** TASK INSTRUCTIONS **
Select and copy out every line in the records containing "değildir".

** PROVIDED RECORDS **
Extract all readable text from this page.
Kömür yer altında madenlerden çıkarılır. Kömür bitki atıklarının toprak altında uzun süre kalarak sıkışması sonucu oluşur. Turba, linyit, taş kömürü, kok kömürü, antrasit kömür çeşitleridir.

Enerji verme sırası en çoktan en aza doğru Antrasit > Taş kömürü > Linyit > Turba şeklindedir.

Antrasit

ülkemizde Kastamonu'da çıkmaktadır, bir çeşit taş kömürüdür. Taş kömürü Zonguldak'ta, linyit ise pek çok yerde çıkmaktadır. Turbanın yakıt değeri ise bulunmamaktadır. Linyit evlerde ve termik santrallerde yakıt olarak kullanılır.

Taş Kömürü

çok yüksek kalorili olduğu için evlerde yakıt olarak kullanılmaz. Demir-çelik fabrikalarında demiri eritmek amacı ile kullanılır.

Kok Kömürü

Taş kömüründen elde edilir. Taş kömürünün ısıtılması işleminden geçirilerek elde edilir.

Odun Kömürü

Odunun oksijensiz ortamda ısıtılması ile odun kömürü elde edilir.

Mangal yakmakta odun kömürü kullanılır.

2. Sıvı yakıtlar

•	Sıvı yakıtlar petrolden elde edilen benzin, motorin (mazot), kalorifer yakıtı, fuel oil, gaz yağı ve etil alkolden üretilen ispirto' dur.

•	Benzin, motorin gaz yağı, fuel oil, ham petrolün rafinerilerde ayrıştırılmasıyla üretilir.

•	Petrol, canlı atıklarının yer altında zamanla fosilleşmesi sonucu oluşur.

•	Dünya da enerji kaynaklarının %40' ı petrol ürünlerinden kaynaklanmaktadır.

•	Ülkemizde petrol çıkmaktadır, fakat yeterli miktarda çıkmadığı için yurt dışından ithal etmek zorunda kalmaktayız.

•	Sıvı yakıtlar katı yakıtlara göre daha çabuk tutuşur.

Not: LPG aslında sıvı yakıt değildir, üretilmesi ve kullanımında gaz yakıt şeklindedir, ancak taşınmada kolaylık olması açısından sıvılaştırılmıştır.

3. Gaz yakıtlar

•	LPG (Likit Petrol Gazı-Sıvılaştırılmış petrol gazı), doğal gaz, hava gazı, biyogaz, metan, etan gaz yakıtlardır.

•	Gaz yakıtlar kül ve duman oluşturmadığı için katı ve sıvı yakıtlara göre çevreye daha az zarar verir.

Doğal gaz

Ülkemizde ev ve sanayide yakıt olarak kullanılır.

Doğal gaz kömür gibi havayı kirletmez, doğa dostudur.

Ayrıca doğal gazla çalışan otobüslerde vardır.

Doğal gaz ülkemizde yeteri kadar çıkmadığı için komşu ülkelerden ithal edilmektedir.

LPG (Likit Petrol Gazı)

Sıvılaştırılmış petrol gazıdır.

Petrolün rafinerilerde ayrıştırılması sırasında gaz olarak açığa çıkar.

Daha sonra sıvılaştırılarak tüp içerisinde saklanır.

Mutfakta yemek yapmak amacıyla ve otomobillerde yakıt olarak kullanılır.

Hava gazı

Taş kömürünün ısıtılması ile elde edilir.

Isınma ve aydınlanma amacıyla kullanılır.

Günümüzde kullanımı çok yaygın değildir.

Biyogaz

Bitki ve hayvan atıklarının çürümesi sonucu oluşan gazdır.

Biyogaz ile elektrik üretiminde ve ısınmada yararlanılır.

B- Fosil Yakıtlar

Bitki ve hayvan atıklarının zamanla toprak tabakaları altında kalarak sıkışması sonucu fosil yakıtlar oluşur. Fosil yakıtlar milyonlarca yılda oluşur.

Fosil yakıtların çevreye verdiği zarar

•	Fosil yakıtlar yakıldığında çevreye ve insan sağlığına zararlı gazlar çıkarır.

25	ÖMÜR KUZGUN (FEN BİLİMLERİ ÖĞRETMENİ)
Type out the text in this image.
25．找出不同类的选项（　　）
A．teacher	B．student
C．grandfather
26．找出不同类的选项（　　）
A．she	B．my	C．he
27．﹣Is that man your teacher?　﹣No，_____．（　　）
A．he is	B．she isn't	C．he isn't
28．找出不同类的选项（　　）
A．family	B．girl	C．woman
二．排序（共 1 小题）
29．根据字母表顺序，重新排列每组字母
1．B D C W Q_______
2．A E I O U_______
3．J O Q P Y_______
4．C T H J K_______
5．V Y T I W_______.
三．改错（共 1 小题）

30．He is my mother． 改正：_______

--

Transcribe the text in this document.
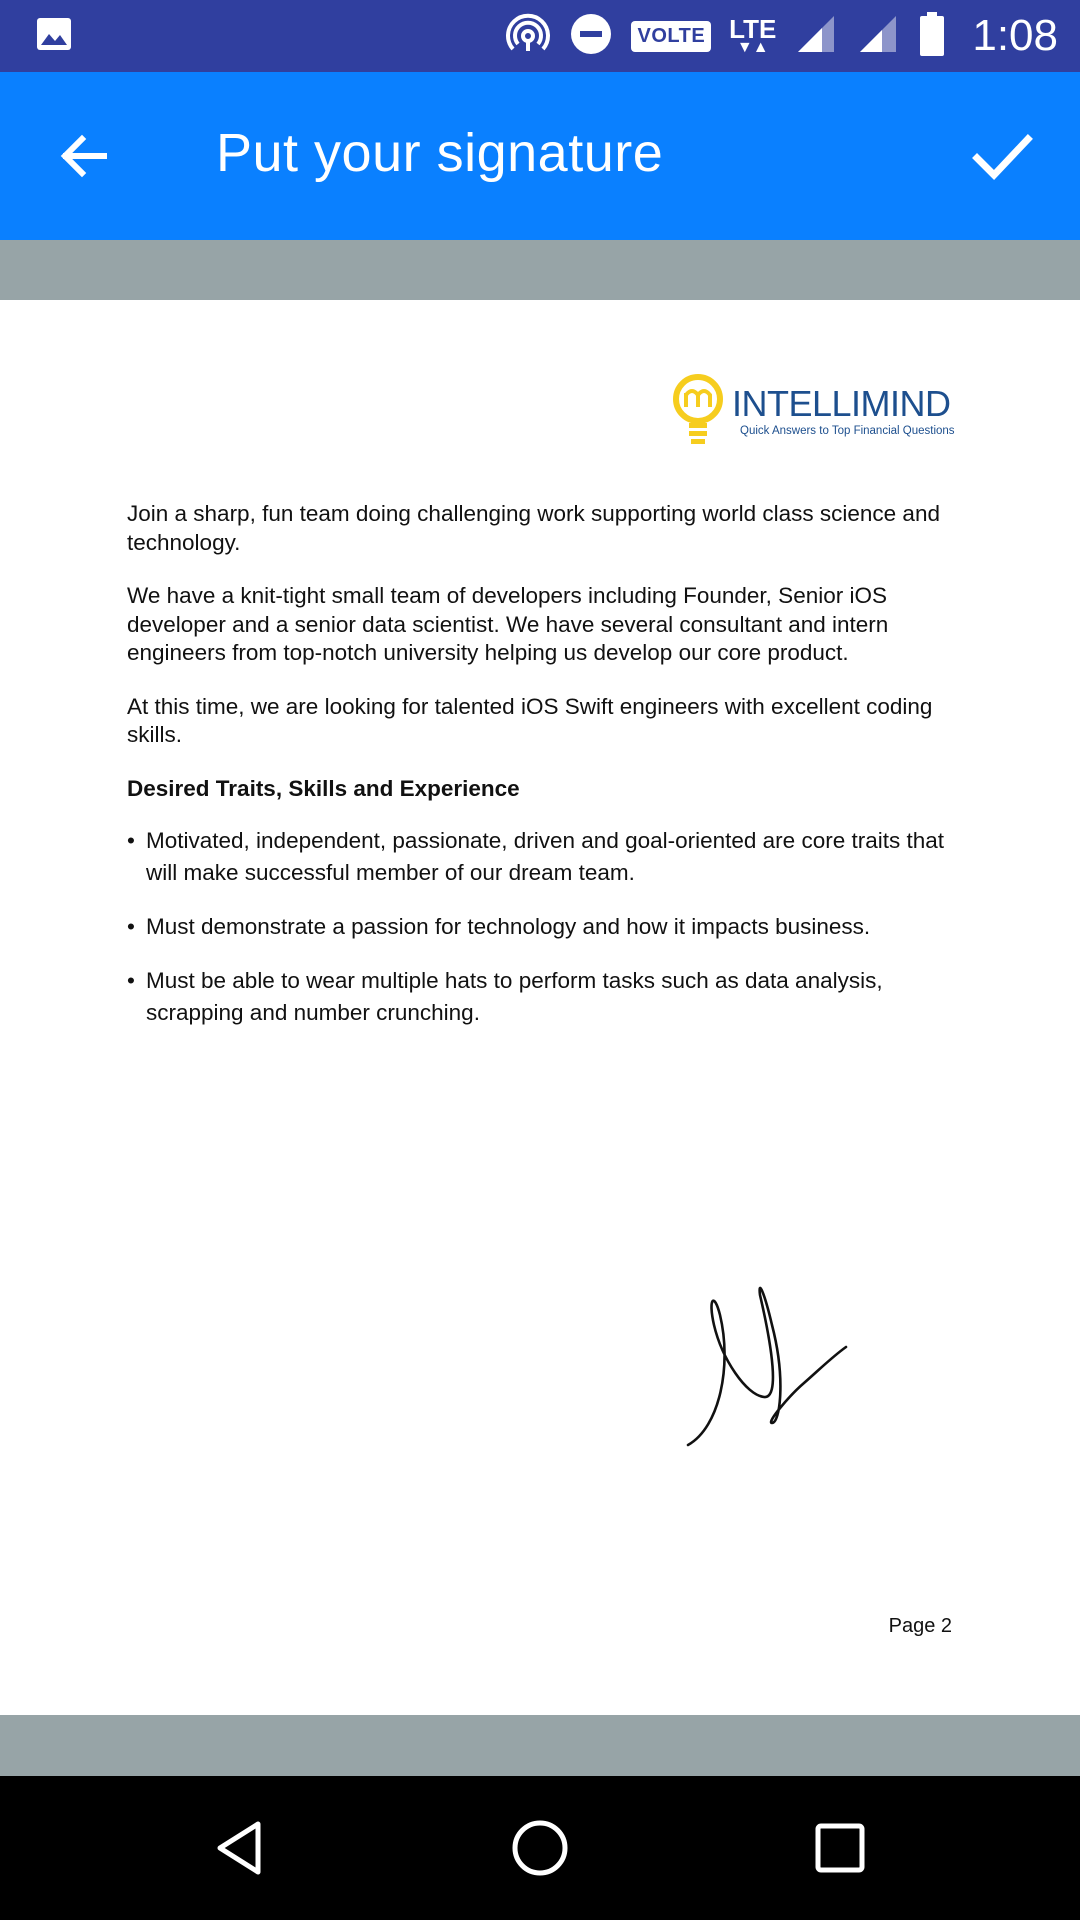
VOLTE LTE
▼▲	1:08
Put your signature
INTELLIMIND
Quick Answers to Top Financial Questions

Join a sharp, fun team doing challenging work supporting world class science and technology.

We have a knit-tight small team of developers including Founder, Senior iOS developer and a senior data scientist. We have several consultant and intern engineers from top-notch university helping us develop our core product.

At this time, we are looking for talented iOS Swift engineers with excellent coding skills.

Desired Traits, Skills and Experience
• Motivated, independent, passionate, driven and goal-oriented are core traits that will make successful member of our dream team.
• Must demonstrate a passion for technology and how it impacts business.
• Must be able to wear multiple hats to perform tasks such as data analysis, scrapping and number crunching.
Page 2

** FULL SOLUTION **
Not: LPG aslında sıvı yakıt değildir, üretilmesi ve kullanımında gaz yakıt şeklindedir, ancak taşınmada kolaylık olması açısından sıvılaştırılmıştır.
Günümüzde kullanımı çok yaygın değildir.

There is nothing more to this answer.